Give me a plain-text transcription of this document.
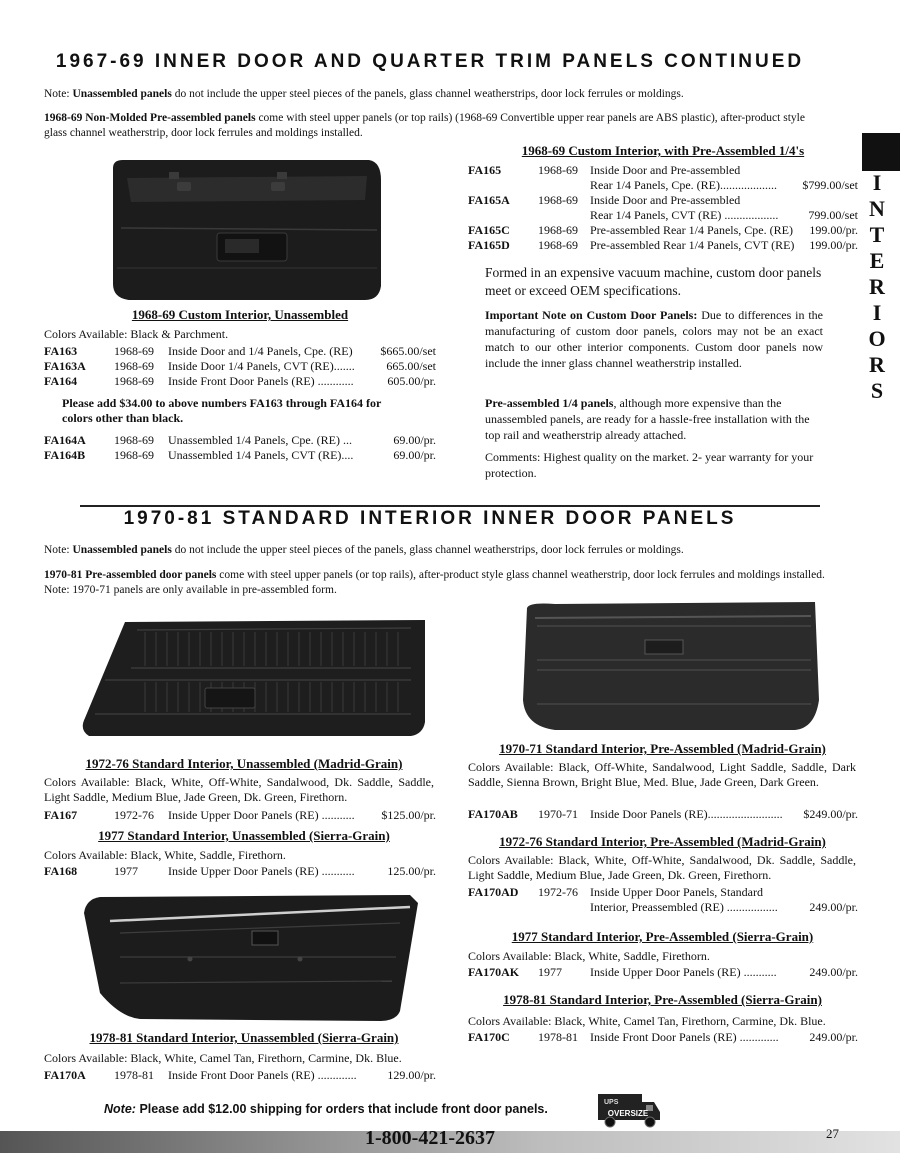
1967-69 INNER DOOR AND QUARTER TRIM PANELS CONTINUED
Note: Unassembled panels do not include the upper steel pieces of the panels, glass channel weatherstrips, door lock ferrules or moldings.
1968-69 Non-Molded Pre-assembled panels come with steel upper panels (or top rails) (1968-69 Convertible upper rear panels are ABS plastic), after-product style
glass channel weatherstrip, door lock ferrules and moldings installed.
I
N
T
E
R
I
O
R
S
1968-69 Custom Interior, Unassembled
Colors Available: Black & Parchment.
FA163	1968-69	Inside Door and 1/4 Panels, Cpe. (RE)	$665.00/set
FA163A	1968-69	Inside Door 1/4 Panels, CVT (RE).......	665.00/set
FA164	1968-69	Inside Front Door Panels (RE) ............	605.00/pr.
Please add $34.00 to above numbers FA163 through FA164 for
colors other than black.
FA164A	1968-69	Unassembled 1/4 Panels, Cpe. (RE) ...	69.00/pr.
FA164B	1968-69	Unassembled 1/4 Panels, CVT (RE)....	69.00/pr.
1968-69 Custom Interior, with Pre-Assembled 1/4's
FA165	1968-69	Inside Door and Pre-assembled
Rear 1/4 Panels, Cpe. (RE)...................	$799.00/set
FA165A	1968-69	Inside Door and Pre-assembled
Rear 1/4 Panels, CVT (RE) ..................	799.00/set
FA165C	1968-69	Pre-assembled Rear 1/4 Panels, Cpe. (RE)	199.00/pr.
FA165D	1968-69	Pre-assembled Rear 1/4 Panels, CVT (RE)	199.00/pr.
Formed in an expensive vacuum machine, custom door panels meet or exceed OEM specifications.
Important Note on Custom Door Panels: Due to differences in the manufacturing of custom door panels, colors may not be an exact match to our other interior components. Custom door panels now include the inner glass channel weatherstrip installed.
Pre-assembled 1/4 panels, although more expensive than the unassembled panels, are ready for a hassle-free installation with the top rail and weatherstrip already attached.
Comments: Highest quality on the market. 2- year warranty for your protection.
1970-81 STANDARD INTERIOR INNER DOOR PANELS
Note: Unassembled panels do not include the upper steel pieces of the panels, glass channel weatherstrips, door lock ferrules or moldings.
1970-81 Pre-assembled door panels come with steel upper panels (or top rails), after-product style glass channel weatherstrip, door lock ferrules and moldings installed.
Note: 1970-71 panels are only available in pre-assembled form.
1972-76 Standard Interior, Unassembled (Madrid-Grain)
Colors Available: Black, White, Off-White, Sandalwood, Dk. Saddle, Saddle, Light Saddle, Medium Blue, Jade Green, Dk. Green, Firethorn.
FA167	1972-76	Inside Upper Door Panels (RE) ...........	$125.00/pr.
1977 Standard Interior, Unassembled (Sierra-Grain)
Colors Available: Black, White, Saddle, Firethorn.
FA168	1977	Inside Upper Door Panels (RE) ...........	125.00/pr.
1978-81 Standard Interior, Unassembled (Sierra-Grain)
Colors Available: Black, White, Camel Tan, Firethorn, Carmine, Dk. Blue.
FA170A	1978-81	Inside Front Door Panels (RE) .............	129.00/pr.
1970-71 Standard Interior, Pre-Assembled (Madrid-Grain)
Colors Available: Black, Off-White, Sandalwood, Light Saddle, Saddle, Dark Saddle, Sienna Brown, Bright Blue, Med. Blue, Jade Green, Dark Green.
FA170AB	1970-71	Inside Door Panels (RE).........................	$249.00/pr.
1972-76 Standard Interior, Pre-Assembled (Madrid-Grain)
Colors Available: Black, White, Off-White, Sandalwood, Dk. Saddle, Saddle, Light Saddle, Medium Blue, Jade Green, Dk. Green, Firethorn.
FA170AD	1972-76	Inside Upper Door Panels, Standard
Interior, Preassembled (RE) .................	249.00/pr.
1977 Standard Interior, Pre-Assembled (Sierra-Grain)
Colors Available: Black, White, Saddle, Firethorn.
FA170AK	1977	Inside Upper Door Panels (RE) ...........	249.00/pr.
1978-81 Standard Interior, Pre-Assembled (Sierra-Grain)
Colors Available: Black, White, Camel Tan, Firethorn, Carmine, Dk. Blue.
FA170C	1978-81	Inside Front Door Panels (RE) .............	249.00/pr.
Note: Please add $12.00 shipping for orders that include front door panels.	UPS
OVERSIZE
1-800-421-2637	27
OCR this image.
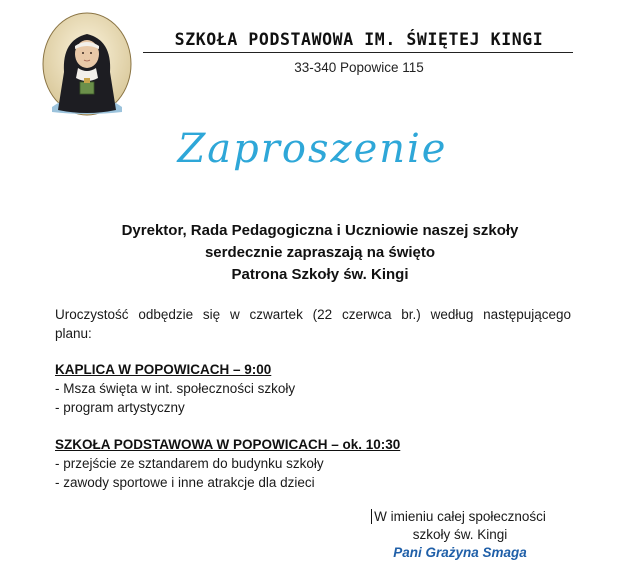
SZKOŁA PODSTAWOWA IM. ŚWIĘTEJ KINGI
33-340 Popowice 115
Zaproszenie
Dyrektor, Rada Pedagogiczna i Uczniowie naszej szkoły
serdecznie zapraszają na święto
Patrona Szkoły św. Kingi
Uroczystość odbędzie się w czwartek (22 czerwca br.) według następującego planu:
KAPLICA W POPOWICACH – 9:00
- Msza święta w int. społeczności szkoły
- program artystyczny
SZKOŁA PODSTAWOWA W POPOWICACH – ok. 10:30
- przejście ze sztandarem do budynku szkoły
- zawody sportowe i inne atrakcje dla dzieci
W imieniu całej społeczności
szkoły św. Kingi
Pani Grażyna Smaga
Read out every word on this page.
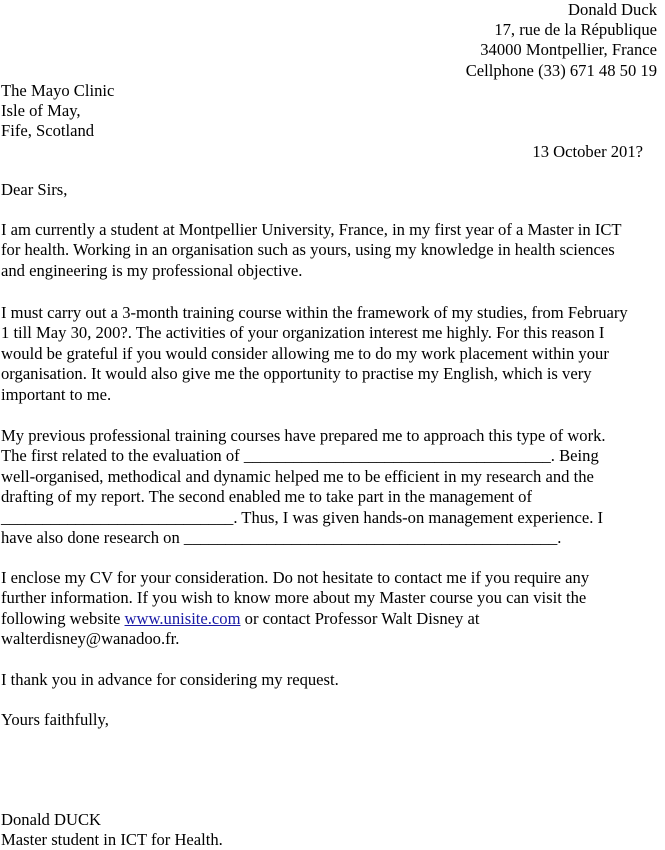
Donald Duck
17, rue de la République
34000 Montpellier, France
Cellphone (33) 671 48 50 19
The Mayo Clinic
Isle of May,
Fife, Scotland
13 October 201?
Dear Sirs,
I am currently a student at Montpellier University, France, in my first year of a Master in ICT
for health. Working in an organisation such as yours, using my knowledge in health sciences
and engineering is my professional objective.
I must carry out a 3-month training course within the framework of my studies, from February
1 till May 30, 200?. The activities of your organization interest me highly. For this reason I
would be grateful if you would consider allowing me to do my work placement within your
organisation. It would also give me the opportunity to practise my English, which is very
important to me.
My previous professional training courses have prepared me to approach this type of work.
The first related to the evaluation of _____________________________________. Being
well-organised, methodical and dynamic helped me to be efficient in my research and the
drafting of my report. The second enabled me to take part in the management of
____________________________. Thus, I was given hands-on management experience. I
have also done research on _____________________________________________.
I enclose my CV for your consideration. Do not hesitate to contact me if you require any
further information. If you wish to know more about my Master course you can visit the
following website www.unisite.com or contact Professor Walt Disney at
walterdisney@wanadoo.fr.
I thank you in advance for considering my request.
Yours faithfully,
Donald DUCK
Master student in ICT for Health.
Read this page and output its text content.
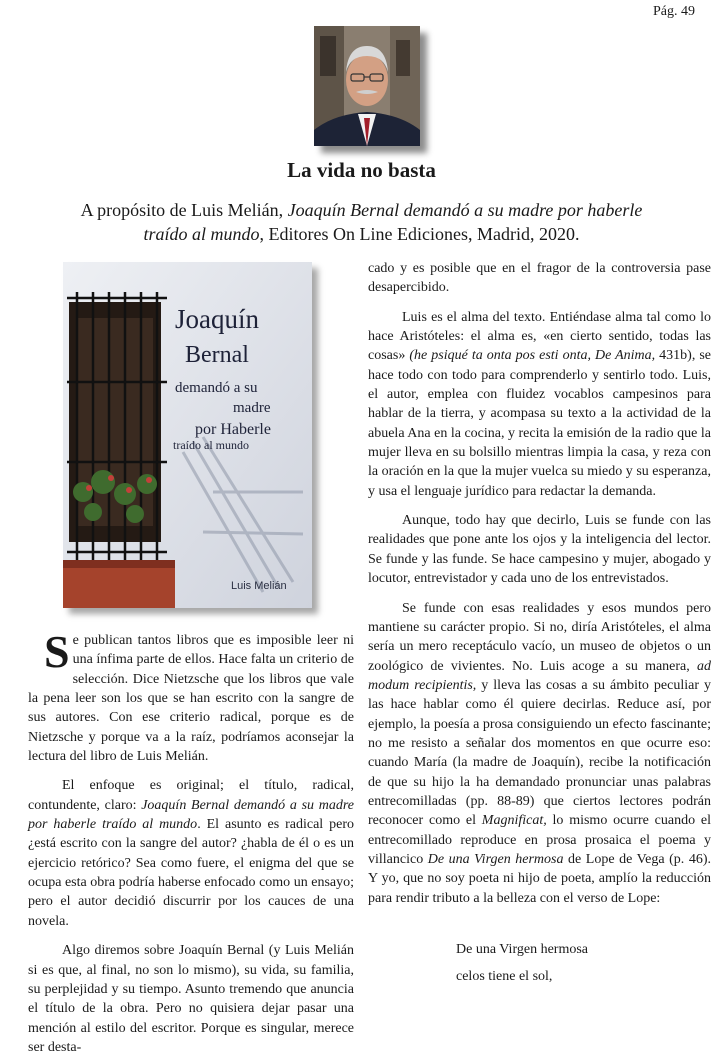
Pág. 49
La vida no basta

A propósito de Luis Melián, Joaquín Bernal demandó a su madre por haberle traído al mundo, Editores On Line Ediciones, Madrid, 2020.

Joaquín
Bernal
demandó a su
madre
por Haberle
traído al mundo
Luis Melián

Se publican tantos libros que es imposible leer ni una ínfima parte de ellos. Hace falta un criterio de selección. Dice Nietzsche que los libros que vale la pena leer son los que se han escrito con la sangre de sus autores. Con ese criterio radical, porque es de Nietzsche y porque va a la raíz, podríamos aconsejar la lectura del libro de Luis Melián.

El enfoque es original; el título, radical, contundente, claro: Joaquín Bernal demandó a su madre por haberle traído al mundo. El asunto es radical pero ¿está escrito con la sangre del autor? ¿habla de él o es un ejercicio retórico? Sea como fuere, el enigma del que se ocupa esta obra podría haberse enfocado como un ensayo; pero el autor decidió discurrir por los cauces de una novela.

Algo diremos sobre Joaquín Bernal (y Luis Melián si es que, al final, no son lo mismo), su vida, su familia, su perplejidad y su tiempo. Asunto tremendo que anuncia el título de la obra. Pero no quisiera dejar pasar una mención al estilo del escritor. Porque es singular, merece ser desta-

cado y es posible que en el fragor de la controversia pase desapercibido.

Luis es el alma del texto. Entiéndase alma tal como lo hace Aristóteles: el alma es, «en cierto sentido, todas las cosas» (he psiqué ta onta pos esti onta, De Anima, 431b), se hace todo con todo para comprenderlo y sentirlo todo. Luis, el autor, emplea con fluidez vocablos campesinos para hablar de la tierra, y acompasa su texto a la actividad de la abuela Ana en la cocina, y recita la emisión de la radio que la mujer lleva en su bolsillo mientras limpia la casa, y reza con la oración en la que la mujer vuelca su miedo y su esperanza, y usa el lenguaje jurídico para redactar la demanda.

Aunque, todo hay que decirlo, Luis se funde con las realidades que pone ante los ojos y la inteligencia del lector. Se funde y las funde. Se hace campesino y mujer, abogado y locutor, entrevistador y cada uno de los entrevistados.

Se funde con esas realidades y esos mundos pero mantiene su carácter propio. Si no, diría Aristóteles, el alma sería un mero receptáculo vacío, un museo de objetos o un zoológico de vivientes. No. Luis acoge a su manera, ad modum recipientis, y lleva las cosas a su ámbito peculiar y las hace hablar como él quiere decirlas. Reduce así, por ejemplo, la poesía a prosa consiguiendo un efecto fascinante; no me resisto a señalar dos momentos en que ocurre eso: cuando María (la madre de Joaquín), recibe la notificación de que su hijo la ha demandado pronunciar unas palabras entrecomilladas (pp. 88-89) que ciertos lectores podrán reconocer como el Magnificat, lo mismo ocurre cuando el entrecomillado reproduce en prosa prosaica el poema y villancico De una Virgen hermosa de Lope de Vega (p. 46). Y yo, que no soy poeta ni hijo de poeta, amplío la reducción para rendir tributo a la belleza con el verso de Lope:

De una Virgen hermosa
celos tiene el sol,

- - - - - - -

## What you will do
Track down every line holding the string "społeczności" and copy it.

## Response
- Msza święta w int. społeczności szkoły
W imieniu całej społeczności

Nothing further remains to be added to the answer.